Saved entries

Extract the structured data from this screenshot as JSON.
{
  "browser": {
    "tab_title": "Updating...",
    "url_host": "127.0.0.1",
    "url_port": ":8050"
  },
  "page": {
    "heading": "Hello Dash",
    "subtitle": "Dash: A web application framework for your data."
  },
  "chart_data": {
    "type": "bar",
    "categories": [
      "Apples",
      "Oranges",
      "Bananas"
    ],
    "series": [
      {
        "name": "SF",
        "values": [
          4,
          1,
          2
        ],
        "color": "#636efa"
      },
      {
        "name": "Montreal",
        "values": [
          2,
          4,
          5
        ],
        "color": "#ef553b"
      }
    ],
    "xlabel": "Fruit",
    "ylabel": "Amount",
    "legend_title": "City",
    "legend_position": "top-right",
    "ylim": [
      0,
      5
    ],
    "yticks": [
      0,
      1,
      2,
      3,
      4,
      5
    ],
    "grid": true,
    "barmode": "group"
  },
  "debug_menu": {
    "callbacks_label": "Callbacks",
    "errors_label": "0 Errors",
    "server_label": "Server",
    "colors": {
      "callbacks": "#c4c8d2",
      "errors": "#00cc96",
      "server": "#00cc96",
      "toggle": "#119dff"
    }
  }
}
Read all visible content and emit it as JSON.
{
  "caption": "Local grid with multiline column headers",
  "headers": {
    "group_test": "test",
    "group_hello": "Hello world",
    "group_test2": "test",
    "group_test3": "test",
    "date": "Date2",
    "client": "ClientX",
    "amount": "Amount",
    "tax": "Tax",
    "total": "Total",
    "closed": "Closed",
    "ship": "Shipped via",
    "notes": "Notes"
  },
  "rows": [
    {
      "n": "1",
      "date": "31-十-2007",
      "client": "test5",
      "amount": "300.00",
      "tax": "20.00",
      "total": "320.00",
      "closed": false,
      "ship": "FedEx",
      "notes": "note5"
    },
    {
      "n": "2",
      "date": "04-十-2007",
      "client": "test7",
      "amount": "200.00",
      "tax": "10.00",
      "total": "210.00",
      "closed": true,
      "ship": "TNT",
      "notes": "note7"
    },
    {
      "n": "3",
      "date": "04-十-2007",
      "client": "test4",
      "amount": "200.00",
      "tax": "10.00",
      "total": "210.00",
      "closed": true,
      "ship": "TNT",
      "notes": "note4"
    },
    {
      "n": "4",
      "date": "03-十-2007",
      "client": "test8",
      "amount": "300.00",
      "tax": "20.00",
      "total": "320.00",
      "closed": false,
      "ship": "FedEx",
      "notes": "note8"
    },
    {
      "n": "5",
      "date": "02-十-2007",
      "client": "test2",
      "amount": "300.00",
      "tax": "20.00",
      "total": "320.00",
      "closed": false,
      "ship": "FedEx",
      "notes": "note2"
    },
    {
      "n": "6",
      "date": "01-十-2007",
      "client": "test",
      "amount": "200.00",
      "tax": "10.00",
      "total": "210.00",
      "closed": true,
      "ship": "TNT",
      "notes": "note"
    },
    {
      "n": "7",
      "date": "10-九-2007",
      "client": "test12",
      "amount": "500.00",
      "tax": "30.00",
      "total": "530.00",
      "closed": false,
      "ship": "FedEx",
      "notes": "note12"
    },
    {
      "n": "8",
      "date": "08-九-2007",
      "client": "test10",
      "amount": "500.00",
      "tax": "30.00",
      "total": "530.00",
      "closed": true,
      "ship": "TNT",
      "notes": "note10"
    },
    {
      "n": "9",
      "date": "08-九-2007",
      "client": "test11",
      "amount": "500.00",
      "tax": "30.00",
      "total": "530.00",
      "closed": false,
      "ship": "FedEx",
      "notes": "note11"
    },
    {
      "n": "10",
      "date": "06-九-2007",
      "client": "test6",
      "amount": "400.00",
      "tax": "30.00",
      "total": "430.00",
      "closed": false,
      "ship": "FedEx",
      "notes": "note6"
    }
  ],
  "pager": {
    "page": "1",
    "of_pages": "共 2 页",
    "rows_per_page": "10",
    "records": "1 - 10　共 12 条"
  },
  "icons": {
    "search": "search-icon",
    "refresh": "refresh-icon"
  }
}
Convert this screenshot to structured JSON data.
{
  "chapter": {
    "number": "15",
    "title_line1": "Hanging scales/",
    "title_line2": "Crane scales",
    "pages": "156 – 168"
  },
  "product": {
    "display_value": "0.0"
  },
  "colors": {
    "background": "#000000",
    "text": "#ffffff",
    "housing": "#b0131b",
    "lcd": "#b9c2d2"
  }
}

WRITTEN EXERCISE
Find the line that contains "Convert this screenshot". Repeat it and every line after it, exactly as written, up to and including the last line of the records above.

RESPONSE
Convert this screenshot to structured JSON data.
{
  "chapter": {
    "number": "15",
    "title_line1": "Hanging scales/",
    "title_line2": "Crane scales",
    "pages": "156 – 168"
  },
  "product": {
    "display_value": "0.0"
  },
  "colors": {
    "background": "#000000",
    "text": "#ffffff",
    "housing": "#b0131b",
    "lcd": "#b9c2d2"
  }
}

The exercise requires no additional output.